(Extracted data entries)
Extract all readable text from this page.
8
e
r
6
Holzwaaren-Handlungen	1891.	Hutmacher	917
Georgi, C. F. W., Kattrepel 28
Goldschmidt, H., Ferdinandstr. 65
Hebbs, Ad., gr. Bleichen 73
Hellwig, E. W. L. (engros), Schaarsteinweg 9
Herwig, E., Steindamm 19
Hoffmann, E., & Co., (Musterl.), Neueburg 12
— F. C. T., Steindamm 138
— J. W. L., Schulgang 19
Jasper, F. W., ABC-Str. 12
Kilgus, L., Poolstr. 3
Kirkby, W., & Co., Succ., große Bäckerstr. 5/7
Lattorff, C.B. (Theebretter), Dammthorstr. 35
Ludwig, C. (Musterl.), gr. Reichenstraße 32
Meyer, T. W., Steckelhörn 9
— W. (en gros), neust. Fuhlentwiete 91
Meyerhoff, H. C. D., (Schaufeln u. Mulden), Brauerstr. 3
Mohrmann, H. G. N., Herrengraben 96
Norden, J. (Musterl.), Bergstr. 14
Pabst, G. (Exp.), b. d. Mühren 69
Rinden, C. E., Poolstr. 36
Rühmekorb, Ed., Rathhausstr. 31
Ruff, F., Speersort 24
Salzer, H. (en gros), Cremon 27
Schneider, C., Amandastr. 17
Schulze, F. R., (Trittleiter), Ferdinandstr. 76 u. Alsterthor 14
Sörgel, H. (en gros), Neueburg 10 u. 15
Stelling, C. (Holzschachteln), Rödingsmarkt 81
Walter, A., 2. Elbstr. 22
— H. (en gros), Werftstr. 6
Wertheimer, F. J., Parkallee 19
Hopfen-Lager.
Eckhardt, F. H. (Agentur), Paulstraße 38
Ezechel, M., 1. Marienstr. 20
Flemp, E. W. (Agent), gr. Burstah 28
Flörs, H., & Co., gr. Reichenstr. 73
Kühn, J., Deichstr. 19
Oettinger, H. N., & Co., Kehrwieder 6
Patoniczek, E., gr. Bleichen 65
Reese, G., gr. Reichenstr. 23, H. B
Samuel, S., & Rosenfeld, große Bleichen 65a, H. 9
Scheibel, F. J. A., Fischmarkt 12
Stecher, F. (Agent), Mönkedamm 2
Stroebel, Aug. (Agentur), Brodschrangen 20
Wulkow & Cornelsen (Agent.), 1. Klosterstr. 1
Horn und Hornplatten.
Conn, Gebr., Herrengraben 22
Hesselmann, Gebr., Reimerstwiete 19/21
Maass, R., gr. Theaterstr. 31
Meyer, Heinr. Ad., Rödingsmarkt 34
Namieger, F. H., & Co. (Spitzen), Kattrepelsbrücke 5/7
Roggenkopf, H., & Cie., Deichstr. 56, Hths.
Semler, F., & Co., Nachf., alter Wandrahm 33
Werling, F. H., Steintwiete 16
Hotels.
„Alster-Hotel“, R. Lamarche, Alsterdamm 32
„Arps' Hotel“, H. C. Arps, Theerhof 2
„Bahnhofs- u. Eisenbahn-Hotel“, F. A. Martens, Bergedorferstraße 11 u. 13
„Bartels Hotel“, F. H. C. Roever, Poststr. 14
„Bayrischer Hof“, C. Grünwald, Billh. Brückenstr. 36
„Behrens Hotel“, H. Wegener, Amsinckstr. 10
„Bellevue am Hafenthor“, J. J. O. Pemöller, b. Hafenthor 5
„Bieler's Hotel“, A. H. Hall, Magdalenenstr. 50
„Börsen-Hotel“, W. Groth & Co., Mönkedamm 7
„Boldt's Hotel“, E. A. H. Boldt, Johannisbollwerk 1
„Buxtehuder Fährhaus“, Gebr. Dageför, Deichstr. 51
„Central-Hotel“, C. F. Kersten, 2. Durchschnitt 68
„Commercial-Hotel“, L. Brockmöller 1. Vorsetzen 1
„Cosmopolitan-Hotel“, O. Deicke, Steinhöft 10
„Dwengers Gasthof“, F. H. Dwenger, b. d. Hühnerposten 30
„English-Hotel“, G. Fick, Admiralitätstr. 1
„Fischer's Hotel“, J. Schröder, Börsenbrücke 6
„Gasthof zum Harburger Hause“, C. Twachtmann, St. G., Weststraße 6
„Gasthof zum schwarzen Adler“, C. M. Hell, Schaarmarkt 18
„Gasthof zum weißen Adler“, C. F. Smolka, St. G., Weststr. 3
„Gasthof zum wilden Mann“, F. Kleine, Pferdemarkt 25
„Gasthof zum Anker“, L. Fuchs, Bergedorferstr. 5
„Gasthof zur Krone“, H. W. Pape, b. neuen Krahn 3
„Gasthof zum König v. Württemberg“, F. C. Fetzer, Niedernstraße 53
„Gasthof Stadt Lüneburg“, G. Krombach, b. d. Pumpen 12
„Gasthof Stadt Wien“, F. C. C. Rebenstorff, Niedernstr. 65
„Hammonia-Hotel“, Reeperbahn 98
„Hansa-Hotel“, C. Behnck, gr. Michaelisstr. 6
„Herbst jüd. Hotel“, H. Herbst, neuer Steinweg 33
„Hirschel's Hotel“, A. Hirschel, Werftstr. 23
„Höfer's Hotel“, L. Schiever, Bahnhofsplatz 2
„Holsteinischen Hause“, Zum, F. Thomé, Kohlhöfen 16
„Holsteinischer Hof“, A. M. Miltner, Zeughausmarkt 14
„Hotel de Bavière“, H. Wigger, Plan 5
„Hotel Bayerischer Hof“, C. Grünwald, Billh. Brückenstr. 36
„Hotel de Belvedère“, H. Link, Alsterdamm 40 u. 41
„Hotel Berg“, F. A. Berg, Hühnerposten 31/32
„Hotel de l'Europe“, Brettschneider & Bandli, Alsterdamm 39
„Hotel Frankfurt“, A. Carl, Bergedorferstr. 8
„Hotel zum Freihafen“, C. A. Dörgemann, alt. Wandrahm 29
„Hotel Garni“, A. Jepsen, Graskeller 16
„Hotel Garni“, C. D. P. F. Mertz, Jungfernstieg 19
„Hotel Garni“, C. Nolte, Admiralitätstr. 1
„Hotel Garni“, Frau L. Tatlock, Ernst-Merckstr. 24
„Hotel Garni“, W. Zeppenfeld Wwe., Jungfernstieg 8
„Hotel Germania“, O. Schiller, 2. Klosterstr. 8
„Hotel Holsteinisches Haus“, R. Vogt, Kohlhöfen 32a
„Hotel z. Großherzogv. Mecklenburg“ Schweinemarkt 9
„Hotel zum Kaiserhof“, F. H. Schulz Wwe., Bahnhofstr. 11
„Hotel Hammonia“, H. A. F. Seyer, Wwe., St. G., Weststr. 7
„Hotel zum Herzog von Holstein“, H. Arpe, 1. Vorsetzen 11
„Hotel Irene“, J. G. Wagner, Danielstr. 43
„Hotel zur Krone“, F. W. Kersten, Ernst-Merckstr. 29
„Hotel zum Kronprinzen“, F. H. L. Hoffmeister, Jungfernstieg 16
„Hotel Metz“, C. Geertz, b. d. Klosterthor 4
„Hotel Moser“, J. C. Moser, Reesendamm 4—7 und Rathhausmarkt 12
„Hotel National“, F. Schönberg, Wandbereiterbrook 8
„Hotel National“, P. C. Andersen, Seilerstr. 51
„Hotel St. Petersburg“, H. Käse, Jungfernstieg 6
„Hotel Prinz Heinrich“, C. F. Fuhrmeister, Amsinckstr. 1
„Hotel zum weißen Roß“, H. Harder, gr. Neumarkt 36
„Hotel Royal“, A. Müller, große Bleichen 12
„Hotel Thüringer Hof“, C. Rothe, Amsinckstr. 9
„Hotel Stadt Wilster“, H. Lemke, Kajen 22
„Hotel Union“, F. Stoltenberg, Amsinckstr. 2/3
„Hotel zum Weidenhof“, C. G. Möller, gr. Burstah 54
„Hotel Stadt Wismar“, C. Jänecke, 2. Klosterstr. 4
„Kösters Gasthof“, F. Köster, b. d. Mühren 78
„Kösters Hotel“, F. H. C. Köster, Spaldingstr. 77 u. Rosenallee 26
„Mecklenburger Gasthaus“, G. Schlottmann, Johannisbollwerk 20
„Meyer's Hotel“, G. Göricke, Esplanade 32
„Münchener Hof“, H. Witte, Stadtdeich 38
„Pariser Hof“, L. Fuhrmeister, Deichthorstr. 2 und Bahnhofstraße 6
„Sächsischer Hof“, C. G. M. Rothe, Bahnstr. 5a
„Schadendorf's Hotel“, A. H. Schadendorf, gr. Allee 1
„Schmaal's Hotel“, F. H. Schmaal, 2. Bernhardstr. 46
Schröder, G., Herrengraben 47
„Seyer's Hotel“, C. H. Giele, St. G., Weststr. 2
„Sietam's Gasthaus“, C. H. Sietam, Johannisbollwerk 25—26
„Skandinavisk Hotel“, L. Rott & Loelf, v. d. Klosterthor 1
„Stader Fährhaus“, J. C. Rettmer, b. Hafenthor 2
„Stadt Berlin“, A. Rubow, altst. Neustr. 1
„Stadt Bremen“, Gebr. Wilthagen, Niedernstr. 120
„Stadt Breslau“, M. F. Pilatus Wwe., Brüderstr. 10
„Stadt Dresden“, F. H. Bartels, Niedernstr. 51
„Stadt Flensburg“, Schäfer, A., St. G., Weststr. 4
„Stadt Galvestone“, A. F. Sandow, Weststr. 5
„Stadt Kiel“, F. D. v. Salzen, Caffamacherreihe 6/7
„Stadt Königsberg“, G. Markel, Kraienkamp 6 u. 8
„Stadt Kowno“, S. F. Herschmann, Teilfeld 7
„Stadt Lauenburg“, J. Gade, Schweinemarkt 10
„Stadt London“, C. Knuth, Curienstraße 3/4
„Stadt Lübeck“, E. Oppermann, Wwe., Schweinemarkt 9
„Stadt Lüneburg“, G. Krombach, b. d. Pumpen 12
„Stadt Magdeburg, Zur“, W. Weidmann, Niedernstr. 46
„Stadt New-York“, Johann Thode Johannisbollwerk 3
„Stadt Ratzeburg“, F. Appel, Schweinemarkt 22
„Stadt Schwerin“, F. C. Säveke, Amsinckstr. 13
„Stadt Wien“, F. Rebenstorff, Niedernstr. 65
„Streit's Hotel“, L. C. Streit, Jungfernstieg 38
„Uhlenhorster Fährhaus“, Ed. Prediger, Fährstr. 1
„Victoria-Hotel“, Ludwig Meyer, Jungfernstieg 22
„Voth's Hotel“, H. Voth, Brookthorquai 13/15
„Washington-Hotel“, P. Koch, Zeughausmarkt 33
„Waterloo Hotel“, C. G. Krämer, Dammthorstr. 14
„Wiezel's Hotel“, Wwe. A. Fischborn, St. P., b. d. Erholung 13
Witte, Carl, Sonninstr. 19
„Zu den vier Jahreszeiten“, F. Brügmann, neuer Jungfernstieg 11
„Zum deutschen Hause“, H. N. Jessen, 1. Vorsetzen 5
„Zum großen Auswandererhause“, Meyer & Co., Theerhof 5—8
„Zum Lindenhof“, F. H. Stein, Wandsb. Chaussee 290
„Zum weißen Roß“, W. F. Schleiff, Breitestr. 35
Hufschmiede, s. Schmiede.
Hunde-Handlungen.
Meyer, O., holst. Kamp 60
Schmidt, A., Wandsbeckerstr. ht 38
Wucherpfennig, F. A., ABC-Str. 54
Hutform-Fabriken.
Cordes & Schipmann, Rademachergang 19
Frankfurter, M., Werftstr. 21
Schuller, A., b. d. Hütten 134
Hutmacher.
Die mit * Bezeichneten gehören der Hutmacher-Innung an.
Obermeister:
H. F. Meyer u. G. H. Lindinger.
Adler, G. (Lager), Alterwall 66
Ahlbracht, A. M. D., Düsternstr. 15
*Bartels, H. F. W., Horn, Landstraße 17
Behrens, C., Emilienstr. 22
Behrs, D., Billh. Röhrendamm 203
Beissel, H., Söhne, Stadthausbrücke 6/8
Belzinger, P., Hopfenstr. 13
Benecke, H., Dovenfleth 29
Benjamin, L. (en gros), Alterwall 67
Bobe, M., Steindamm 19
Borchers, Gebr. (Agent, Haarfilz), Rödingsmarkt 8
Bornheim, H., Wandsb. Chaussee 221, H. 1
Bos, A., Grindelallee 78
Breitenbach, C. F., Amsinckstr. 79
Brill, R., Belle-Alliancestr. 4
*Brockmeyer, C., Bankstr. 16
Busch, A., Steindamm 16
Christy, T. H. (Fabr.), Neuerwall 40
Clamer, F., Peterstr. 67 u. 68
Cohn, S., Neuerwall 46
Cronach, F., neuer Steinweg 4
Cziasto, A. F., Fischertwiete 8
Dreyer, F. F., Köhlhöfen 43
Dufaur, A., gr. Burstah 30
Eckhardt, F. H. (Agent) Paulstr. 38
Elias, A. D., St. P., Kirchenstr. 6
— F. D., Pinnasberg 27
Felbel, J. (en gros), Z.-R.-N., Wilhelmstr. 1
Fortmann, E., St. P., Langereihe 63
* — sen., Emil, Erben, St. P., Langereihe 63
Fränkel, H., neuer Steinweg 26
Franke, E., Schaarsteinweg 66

▶ **SET TASK**:
Go through the material line by line. Show each line that contains the string "Chaussee".

▶ **OUTPUT**:
„Zum Lindenhof“, F. H. Stein, Wandsb. Chaussee 290
Bornheim, H., Wandsb. Chaussee 221, H. 1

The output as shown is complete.